§ **What is expected**:
Transcribe the records below exactly as they appear.

Data entries for graphics:

- - - -

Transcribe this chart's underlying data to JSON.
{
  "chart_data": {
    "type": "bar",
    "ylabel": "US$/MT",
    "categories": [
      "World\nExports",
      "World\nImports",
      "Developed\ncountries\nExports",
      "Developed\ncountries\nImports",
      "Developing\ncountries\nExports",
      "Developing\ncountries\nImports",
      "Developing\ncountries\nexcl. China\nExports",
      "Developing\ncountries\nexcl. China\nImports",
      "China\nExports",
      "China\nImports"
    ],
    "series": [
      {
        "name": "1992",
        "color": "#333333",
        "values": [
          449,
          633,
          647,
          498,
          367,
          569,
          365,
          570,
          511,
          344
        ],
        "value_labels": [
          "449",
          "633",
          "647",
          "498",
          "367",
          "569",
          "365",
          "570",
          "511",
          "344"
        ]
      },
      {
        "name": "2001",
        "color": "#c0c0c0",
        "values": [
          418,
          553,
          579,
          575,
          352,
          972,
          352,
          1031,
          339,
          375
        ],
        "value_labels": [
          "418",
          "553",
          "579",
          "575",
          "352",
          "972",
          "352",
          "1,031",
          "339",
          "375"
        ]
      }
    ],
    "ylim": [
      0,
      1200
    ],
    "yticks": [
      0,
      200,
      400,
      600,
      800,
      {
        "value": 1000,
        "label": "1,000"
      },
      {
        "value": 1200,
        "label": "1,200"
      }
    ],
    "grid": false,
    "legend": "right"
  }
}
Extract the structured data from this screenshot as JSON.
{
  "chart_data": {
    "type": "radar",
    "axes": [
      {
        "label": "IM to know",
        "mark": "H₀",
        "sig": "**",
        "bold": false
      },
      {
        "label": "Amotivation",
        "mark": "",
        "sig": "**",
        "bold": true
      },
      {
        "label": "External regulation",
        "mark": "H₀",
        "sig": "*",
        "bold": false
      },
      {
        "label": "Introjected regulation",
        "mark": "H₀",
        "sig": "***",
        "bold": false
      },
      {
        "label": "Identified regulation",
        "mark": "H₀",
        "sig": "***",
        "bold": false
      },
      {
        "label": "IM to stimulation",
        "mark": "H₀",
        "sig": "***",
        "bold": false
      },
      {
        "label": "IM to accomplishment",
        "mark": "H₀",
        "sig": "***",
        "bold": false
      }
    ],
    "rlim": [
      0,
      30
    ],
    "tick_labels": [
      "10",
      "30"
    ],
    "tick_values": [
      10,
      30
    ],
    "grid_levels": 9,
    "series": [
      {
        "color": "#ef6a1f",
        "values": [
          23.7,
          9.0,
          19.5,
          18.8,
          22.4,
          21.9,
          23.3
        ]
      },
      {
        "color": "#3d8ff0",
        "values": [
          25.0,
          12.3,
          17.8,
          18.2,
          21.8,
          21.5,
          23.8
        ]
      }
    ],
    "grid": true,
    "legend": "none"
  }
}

- - - -

§ **Final result**:
Transcribe this chart's underlying data to JSON.
{
  "chart_data": {
    "type": "bar",
    "ylabel": "US$/MT",
    "categories": [
      "World\nExports",
      "World\nImports",
      "Developed\ncountries\nExports",
      "Developed\ncountries\nImports",
      "Developing\ncountries\nExports",
      "Developing\ncountries\nImports",
      "Developing\ncountries\nexcl. China\nExports",
      "Developing\ncountries\nexcl. China\nImports",
      "China\nExports",
      "China\nImports"
    ],
    "series": [
      {
        "name": "1992",
        "color": "#333333",
        "values": [
          449,
          633,
          647,
          498,
          367,
          569,
          365,
          570,
          511,
          344
        ],
        "value_labels": [
          "449",
          "633",
          "647",
          "498",
          "367",
          "569",
          "365",
          "570",
          "511",
          "344"
        ]
      },
      {
        "name": "2001",
        "color": "#c0c0c0",
        "values": [
          418,
          553,
          579,
          575,
          352,
          972,
          352,
          1031,
          339,
          375
        ],
        "value_labels": [
          "418",
          "553",
          "579",
          "575",
          "352",
          "972",
          "352",
          "1,031",
          "339",
          "375"
        ]
      }
    ],
    "ylim": [
      0,
      1200
    ],
    "yticks": [
      0,
      200,
      400,
      600,
      800,
      {
        "value": 1000,
        "label": "1,000"
      },
      {
        "value": 1200,
        "label": "1,200"
      }
    ],
    "grid": false,
    "legend": "right"
  }
}
Extract the structured data from this screenshot as JSON.
{
  "chart_data": {
    "type": "radar",
    "axes": [
      {
        "label": "IM to know",
        "mark": "H₀",
        "sig": "**",
        "bold": false
      },
      {
        "label": "Amotivation",
        "mark": "",
        "sig": "**",
        "bold": true
      },
      {
        "label": "External regulation",
        "mark": "H₀",
        "sig": "*",
        "bold": false
      },
      {
        "label": "Introjected regulation",
        "mark": "H₀",
        "sig": "***",
        "bold": false
      },
      {
        "label": "Identified regulation",
        "mark": "H₀",
        "sig": "***",
        "bold": false
      },
      {
        "label": "IM to stimulation",
        "mark": "H₀",
        "sig": "***",
        "bold": false
      },
      {
        "label": "IM to accomplishment",
        "mark": "H₀",
        "sig": "***",
        "bold": false
      }
    ],
    "rlim": [
      0,
      30
    ],
    "tick_labels": [
      "10",
      "30"
    ],
    "tick_values": [
      10,
      30
    ],
    "grid_levels": 9,
    "series": [
      {
        "color": "#ef6a1f",
        "values": [
          23.7,
          9.0,
          19.5,
          18.8,
          22.4,
          21.9,
          23.3
        ]
      },
      {
        "color": "#3d8ff0",
        "values": [
          25.0,
          12.3,
          17.8,
          18.2,
          21.8,
          21.5,
          23.8
        ]
      }
    ],
    "grid": true,
    "legend": "none"
  }
}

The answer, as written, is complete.